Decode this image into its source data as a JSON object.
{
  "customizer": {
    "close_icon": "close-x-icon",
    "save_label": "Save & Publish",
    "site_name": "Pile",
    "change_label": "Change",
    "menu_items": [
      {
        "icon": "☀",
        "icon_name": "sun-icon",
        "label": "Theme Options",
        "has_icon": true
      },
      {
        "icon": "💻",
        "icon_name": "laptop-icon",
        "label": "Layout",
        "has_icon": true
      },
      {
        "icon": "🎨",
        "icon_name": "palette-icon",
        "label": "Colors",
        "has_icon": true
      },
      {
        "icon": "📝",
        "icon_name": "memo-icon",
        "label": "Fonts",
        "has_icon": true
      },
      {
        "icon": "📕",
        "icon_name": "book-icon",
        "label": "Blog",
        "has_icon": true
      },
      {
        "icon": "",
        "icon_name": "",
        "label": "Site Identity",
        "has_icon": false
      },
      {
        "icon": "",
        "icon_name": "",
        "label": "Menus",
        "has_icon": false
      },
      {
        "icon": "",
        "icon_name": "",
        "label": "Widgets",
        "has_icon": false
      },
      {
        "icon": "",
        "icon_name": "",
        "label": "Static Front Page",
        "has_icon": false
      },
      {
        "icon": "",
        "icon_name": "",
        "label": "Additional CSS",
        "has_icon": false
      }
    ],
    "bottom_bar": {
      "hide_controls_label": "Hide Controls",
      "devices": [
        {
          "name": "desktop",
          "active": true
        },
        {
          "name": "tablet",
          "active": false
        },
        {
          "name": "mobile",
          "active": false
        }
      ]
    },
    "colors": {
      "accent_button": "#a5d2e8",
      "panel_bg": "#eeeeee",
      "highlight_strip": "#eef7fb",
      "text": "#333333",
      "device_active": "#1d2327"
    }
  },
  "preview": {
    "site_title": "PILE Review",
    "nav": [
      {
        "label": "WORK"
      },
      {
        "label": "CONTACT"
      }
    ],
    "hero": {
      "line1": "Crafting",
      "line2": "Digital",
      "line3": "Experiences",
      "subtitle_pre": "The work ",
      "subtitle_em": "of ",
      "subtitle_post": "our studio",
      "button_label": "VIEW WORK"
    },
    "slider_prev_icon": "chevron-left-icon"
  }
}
#####
[Instructions for the task]
Transcribe every entry exactly.

[The reply]
Decode this image into its source data as a JSON object.
{
  "customizer": {
    "close_icon": "close-x-icon",
    "save_label": "Save & Publish",
    "site_name": "Pile",
    "change_label": "Change",
    "menu_items": [
      {
        "icon": "☀",
        "icon_name": "sun-icon",
        "label": "Theme Options",
        "has_icon": true
      },
      {
        "icon": "💻",
        "icon_name": "laptop-icon",
        "label": "Layout",
        "has_icon": true
      },
      {
        "icon": "🎨",
        "icon_name": "palette-icon",
        "label": "Colors",
        "has_icon": true
      },
      {
        "icon": "📝",
        "icon_name": "memo-icon",
        "label": "Fonts",
        "has_icon": true
      },
      {
        "icon": "📕",
        "icon_name": "book-icon",
        "label": "Blog",
        "has_icon": true
      },
      {
        "icon": "",
        "icon_name": "",
        "label": "Site Identity",
        "has_icon": false
      },
      {
        "icon": "",
        "icon_name": "",
        "label": "Menus",
        "has_icon": false
      },
      {
        "icon": "",
        "icon_name": "",
        "label": "Widgets",
        "has_icon": false
      },
      {
        "icon": "",
        "icon_name": "",
        "label": "Static Front Page",
        "has_icon": false
      },
      {
        "icon": "",
        "icon_name": "",
        "label": "Additional CSS",
        "has_icon": false
      }
    ],
    "bottom_bar": {
      "hide_controls_label": "Hide Controls",
      "devices": [
        {
          "name": "desktop",
          "active": true
        },
        {
          "name": "tablet",
          "active": false
        },
        {
          "name": "mobile",
          "active": false
        }
      ]
    },
    "colors": {
      "accent_button": "#a5d2e8",
      "panel_bg": "#eeeeee",
      "highlight_strip": "#eef7fb",
      "text": "#333333",
      "device_active": "#1d2327"
    }
  },
  "preview": {
    "site_title": "PILE Review",
    "nav": [
      {
        "label": "WORK"
      },
      {
        "label": "CONTACT"
      }
    ],
    "hero": {
      "line1": "Crafting",
      "line2": "Digital",
      "line3": "Experiences",
      "subtitle_pre": "The work ",
      "subtitle_em": "of ",
      "subtitle_post": "our studio",
      "button_label": "VIEW WORK"
    },
    "slider_prev_icon": "chevron-left-icon"
  }
}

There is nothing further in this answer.